Work to complete
Locate all lines with the word "checked" and copy them out.
══ Exercise input ══
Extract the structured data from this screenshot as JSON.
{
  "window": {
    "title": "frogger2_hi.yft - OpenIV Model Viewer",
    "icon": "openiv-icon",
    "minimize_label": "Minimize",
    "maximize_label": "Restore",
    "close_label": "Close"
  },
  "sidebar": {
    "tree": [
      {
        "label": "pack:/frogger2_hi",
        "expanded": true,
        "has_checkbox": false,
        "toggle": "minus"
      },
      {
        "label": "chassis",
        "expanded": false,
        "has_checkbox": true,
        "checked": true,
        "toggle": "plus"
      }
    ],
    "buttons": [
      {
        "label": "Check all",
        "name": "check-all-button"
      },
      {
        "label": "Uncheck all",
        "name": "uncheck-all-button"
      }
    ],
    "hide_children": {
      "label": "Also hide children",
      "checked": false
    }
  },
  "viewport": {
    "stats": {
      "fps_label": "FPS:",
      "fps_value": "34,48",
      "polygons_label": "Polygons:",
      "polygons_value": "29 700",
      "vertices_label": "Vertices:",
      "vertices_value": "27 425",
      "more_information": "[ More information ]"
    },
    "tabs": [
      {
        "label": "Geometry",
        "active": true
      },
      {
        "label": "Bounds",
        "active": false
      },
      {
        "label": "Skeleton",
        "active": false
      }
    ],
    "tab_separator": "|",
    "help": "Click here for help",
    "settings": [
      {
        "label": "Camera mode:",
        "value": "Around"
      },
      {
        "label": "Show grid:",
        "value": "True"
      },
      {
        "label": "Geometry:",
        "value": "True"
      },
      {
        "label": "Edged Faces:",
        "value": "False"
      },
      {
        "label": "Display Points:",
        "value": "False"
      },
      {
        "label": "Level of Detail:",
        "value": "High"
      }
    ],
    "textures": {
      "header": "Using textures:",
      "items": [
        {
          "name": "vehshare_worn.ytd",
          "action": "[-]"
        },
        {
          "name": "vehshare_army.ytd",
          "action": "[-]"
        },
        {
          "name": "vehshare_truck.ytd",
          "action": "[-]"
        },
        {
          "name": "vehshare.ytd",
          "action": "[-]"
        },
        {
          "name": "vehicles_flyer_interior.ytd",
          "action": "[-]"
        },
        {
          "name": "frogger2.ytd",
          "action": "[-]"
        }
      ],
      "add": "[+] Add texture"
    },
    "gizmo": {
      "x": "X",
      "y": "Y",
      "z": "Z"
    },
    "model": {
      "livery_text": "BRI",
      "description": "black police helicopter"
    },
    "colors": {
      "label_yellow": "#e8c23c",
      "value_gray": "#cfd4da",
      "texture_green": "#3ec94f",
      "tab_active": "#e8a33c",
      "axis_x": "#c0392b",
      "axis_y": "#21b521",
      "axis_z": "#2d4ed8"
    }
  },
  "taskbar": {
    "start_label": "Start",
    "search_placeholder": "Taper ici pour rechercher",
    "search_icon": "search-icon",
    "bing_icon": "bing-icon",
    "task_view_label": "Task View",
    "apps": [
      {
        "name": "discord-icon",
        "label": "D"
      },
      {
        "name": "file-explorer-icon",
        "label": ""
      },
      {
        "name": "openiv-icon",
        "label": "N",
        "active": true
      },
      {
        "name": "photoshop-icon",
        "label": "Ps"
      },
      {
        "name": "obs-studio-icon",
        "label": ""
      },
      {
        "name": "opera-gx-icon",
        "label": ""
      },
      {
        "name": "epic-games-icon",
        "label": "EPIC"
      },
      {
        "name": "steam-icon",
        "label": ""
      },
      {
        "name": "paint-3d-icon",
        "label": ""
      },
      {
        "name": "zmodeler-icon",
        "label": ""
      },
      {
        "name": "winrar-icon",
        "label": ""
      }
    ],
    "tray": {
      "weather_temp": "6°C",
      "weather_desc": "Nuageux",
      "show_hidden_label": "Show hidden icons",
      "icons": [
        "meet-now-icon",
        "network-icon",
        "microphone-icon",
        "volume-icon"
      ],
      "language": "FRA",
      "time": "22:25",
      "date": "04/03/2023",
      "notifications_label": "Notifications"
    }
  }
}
═══
══ Exercise input ══
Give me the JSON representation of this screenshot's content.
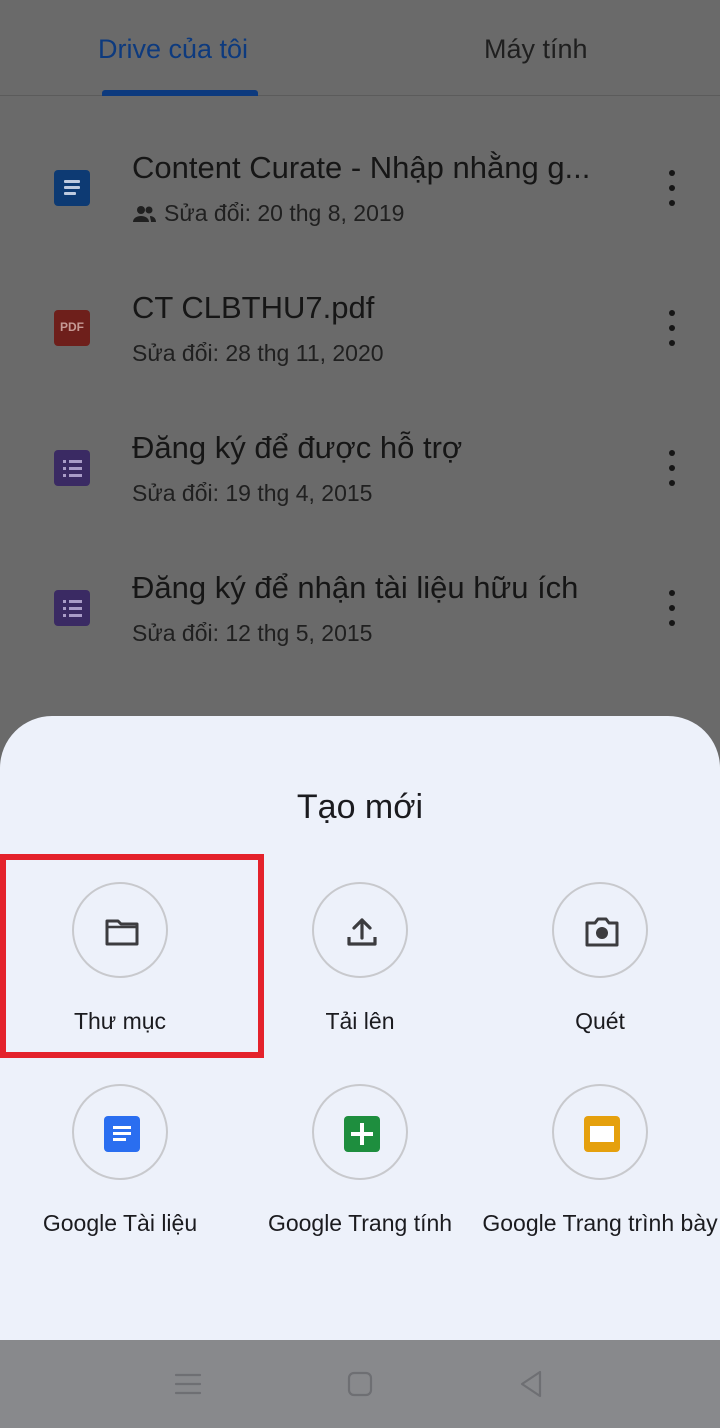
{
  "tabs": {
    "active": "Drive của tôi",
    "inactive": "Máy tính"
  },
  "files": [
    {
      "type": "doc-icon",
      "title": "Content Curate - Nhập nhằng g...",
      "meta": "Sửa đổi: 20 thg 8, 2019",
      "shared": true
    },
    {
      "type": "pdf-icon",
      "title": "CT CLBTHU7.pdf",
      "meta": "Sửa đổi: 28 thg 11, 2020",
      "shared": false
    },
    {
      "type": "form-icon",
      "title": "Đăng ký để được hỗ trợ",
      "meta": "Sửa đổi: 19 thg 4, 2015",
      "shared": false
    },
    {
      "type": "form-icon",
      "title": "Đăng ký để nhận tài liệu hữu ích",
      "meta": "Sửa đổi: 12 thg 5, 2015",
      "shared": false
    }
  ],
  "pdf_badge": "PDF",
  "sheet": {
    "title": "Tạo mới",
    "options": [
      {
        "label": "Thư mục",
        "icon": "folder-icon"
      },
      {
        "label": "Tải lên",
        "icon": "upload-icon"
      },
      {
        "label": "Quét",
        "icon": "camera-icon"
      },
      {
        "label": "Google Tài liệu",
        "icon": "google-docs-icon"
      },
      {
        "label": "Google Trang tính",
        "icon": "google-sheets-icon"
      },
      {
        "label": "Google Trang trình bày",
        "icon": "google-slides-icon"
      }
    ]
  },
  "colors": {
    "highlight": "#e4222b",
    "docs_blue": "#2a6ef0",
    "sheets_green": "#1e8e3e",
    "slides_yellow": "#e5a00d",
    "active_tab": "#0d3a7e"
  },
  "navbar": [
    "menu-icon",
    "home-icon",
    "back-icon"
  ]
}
═══
══ Exercise input ══
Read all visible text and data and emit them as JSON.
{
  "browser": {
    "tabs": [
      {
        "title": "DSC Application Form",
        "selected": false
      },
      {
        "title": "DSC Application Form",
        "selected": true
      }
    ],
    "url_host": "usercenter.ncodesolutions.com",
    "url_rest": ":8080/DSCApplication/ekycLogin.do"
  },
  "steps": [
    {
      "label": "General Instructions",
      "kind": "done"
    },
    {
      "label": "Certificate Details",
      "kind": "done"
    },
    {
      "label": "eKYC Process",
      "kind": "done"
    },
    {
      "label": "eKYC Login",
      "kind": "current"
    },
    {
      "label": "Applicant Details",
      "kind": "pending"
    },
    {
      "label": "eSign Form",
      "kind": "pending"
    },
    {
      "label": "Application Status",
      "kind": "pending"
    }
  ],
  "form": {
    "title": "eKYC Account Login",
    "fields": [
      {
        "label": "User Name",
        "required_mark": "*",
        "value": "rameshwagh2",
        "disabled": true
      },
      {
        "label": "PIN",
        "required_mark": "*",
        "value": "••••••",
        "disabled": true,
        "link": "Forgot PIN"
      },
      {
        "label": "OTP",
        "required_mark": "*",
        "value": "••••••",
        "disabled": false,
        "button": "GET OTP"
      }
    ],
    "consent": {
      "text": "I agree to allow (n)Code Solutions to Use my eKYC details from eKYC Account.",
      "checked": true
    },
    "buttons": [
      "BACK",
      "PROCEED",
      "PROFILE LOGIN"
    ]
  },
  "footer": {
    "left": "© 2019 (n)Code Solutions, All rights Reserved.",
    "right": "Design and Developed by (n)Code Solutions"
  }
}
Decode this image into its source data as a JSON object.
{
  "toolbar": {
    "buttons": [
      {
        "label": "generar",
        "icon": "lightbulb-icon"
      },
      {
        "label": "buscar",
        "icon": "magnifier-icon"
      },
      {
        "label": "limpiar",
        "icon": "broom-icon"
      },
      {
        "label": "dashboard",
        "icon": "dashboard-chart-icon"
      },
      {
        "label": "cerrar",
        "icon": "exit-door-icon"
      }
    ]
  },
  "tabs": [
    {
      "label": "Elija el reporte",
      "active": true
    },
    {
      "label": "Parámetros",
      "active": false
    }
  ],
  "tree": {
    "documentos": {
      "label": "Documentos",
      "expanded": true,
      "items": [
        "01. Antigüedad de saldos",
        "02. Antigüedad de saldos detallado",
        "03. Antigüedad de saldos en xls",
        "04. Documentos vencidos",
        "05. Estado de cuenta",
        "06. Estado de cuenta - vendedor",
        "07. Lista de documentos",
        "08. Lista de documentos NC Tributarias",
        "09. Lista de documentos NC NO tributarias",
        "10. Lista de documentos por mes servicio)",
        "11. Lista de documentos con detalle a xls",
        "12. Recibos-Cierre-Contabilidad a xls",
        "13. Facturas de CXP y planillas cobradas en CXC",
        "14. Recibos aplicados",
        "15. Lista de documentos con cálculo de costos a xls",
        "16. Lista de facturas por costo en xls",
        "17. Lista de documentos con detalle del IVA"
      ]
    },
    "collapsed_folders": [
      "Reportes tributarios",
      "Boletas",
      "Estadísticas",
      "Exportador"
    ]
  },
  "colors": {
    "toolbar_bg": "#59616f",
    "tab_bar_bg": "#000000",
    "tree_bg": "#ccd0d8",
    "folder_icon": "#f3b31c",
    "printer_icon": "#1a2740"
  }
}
═══
Final answer
        "checked": true,
      "checked": false
      "checked": true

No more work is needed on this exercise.